*** Information supplied ***

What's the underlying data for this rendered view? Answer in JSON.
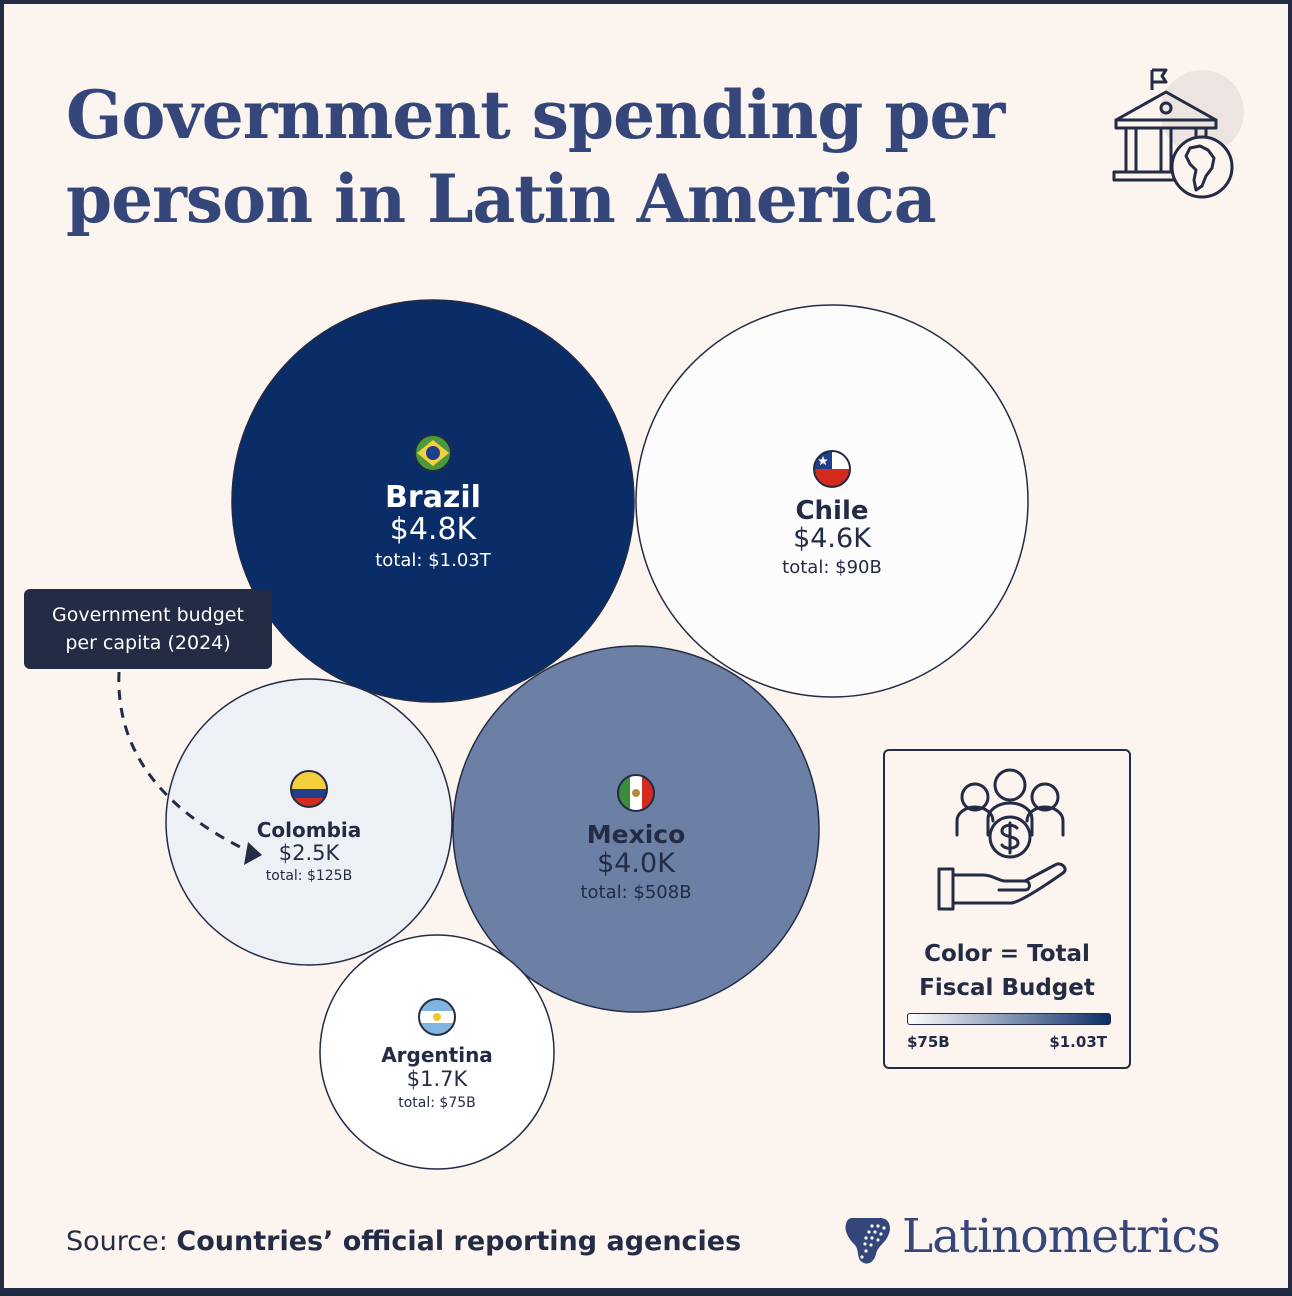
{
  "title": {
    "line1": "Government spending per",
    "line2": "person in Latin America"
  },
  "chart_data": {
    "type": "bubble",
    "title": "Government spending per person in Latin America",
    "size_measure": "Government budget per capita (2024)",
    "color_measure": "Total Fiscal Budget",
    "series": [
      {
        "country": "Brazil",
        "per_capita_usd": 4800,
        "per_capita_label": "$4.8K",
        "total_usd": 1030000000000,
        "total_label": "total: $1.03T",
        "flag": "brazil-flag-icon"
      },
      {
        "country": "Chile",
        "per_capita_usd": 4600,
        "per_capita_label": "$4.6K",
        "total_usd": 90000000000,
        "total_label": "total: $90B",
        "flag": "chile-flag-icon"
      },
      {
        "country": "Mexico",
        "per_capita_usd": 4000,
        "per_capita_label": "$4.0K",
        "total_usd": 508000000000,
        "total_label": "total: $508B",
        "flag": "mexico-flag-icon"
      },
      {
        "country": "Colombia",
        "per_capita_usd": 2500,
        "per_capita_label": "$2.5K",
        "total_usd": 125000000000,
        "total_label": "total: $125B",
        "flag": "colombia-flag-icon"
      },
      {
        "country": "Argentina",
        "per_capita_usd": 1700,
        "per_capita_label": "$1.7K",
        "total_usd": 75000000000,
        "total_label": "total: $75B",
        "flag": "argentina-flag-icon"
      }
    ],
    "color_scale": {
      "min_label": "$75B",
      "max_label": "$1.03T",
      "min_color": "#ffffff",
      "max_color": "#0a2d68"
    }
  },
  "callout": {
    "line1": "Government budget",
    "line2": "per capita (2024)"
  },
  "legend": {
    "title_line1": "Color = Total",
    "title_line2": "Fiscal Budget",
    "min_label": "$75B",
    "max_label": "$1.03T"
  },
  "source": {
    "prefix": "Source: ",
    "text": "Countries’ official reporting agencies"
  },
  "brand": {
    "name": "Latinometrics"
  },
  "colors": {
    "background": "#fbf4ef",
    "title": "#34467a",
    "dark": "#232b45",
    "brazil_fill": "#0a2d68",
    "mexico_fill": "#7fb5da"
  },
  "icons": [
    "government-building-icon",
    "hand-people-money-icon",
    "latinometrics-logo-icon"
  ]
}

***

## Exercise
Note every line above where the string "country" shows up, and copy those lines.

## Written response
        "country": "Brazil",
        "country": "Chile",
        "country": "Mexico",
        "country": "Colombia",
        "country": "Argentina",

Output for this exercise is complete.